→ Written task: Count every line of these entries that holds the word "underlying", and reply with the number only.

→ The input:
##############################
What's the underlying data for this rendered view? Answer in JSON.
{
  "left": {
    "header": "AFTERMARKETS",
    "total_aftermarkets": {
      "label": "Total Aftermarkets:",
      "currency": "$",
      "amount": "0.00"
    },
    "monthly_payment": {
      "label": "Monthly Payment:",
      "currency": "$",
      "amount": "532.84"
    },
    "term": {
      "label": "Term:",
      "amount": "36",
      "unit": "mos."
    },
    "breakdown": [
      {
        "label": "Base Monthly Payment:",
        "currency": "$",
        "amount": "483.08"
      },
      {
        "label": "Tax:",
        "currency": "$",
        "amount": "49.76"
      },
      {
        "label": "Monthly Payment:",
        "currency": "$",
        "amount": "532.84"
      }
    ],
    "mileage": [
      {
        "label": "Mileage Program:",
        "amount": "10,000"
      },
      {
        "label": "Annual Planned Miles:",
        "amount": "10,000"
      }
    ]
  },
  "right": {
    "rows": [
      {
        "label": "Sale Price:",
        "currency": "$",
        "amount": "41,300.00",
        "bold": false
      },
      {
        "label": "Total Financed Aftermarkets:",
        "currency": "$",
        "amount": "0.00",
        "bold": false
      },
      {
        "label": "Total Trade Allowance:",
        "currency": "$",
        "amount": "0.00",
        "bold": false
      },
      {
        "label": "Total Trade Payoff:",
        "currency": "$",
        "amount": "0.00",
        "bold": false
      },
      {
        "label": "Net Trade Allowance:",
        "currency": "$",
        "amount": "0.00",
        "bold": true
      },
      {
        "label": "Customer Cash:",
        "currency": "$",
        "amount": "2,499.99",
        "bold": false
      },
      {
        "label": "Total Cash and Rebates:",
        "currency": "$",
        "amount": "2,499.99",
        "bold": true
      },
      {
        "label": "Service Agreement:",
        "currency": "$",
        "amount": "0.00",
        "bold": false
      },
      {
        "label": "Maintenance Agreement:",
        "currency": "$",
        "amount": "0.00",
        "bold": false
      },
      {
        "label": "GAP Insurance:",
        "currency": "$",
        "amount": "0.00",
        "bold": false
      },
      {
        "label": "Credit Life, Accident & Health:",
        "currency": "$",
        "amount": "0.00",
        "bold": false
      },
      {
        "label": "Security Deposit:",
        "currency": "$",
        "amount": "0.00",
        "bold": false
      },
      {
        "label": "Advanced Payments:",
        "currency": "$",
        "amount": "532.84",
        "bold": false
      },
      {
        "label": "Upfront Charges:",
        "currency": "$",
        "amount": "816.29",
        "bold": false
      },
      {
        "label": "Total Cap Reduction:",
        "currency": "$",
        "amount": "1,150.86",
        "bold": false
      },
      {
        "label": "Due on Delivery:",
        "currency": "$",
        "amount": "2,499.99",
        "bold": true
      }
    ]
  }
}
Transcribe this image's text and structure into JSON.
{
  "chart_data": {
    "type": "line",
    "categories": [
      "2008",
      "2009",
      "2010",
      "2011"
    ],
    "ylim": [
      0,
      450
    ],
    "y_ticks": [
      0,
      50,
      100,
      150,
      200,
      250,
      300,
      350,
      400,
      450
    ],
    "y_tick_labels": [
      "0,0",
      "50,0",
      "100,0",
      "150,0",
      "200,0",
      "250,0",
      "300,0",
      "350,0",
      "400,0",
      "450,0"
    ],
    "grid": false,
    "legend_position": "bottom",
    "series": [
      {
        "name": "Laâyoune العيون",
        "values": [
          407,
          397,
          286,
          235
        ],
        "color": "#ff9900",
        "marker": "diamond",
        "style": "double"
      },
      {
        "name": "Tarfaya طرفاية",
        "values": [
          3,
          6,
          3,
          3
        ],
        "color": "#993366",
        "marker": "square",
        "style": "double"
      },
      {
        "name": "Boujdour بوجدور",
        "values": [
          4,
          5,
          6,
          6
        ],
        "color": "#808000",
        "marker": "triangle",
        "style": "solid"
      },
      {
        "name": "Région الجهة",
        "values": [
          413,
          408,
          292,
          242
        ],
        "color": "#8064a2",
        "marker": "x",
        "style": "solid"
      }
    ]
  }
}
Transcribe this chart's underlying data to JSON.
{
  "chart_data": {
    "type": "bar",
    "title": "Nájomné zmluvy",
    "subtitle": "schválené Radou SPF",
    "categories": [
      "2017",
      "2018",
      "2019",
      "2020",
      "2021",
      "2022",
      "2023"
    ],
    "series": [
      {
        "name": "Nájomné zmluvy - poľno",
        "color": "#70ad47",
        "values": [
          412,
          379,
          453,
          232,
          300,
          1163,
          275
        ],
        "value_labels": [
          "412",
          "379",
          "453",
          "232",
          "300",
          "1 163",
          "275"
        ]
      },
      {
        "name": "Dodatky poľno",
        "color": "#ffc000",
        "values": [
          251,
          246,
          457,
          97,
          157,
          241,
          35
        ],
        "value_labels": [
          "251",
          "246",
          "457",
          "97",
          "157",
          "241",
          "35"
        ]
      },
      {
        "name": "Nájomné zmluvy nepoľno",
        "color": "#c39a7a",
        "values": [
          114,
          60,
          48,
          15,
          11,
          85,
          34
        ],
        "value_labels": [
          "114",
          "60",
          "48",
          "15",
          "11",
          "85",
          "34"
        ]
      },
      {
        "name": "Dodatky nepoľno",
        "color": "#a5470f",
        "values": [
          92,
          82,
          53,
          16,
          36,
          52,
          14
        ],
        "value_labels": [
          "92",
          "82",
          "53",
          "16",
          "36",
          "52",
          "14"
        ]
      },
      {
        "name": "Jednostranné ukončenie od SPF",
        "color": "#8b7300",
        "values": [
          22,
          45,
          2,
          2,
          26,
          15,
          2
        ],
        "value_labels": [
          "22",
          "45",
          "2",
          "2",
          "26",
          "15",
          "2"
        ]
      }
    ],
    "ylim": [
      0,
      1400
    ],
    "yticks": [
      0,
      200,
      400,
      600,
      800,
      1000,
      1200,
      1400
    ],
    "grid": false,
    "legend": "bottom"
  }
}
##############################
→ Written answer: 2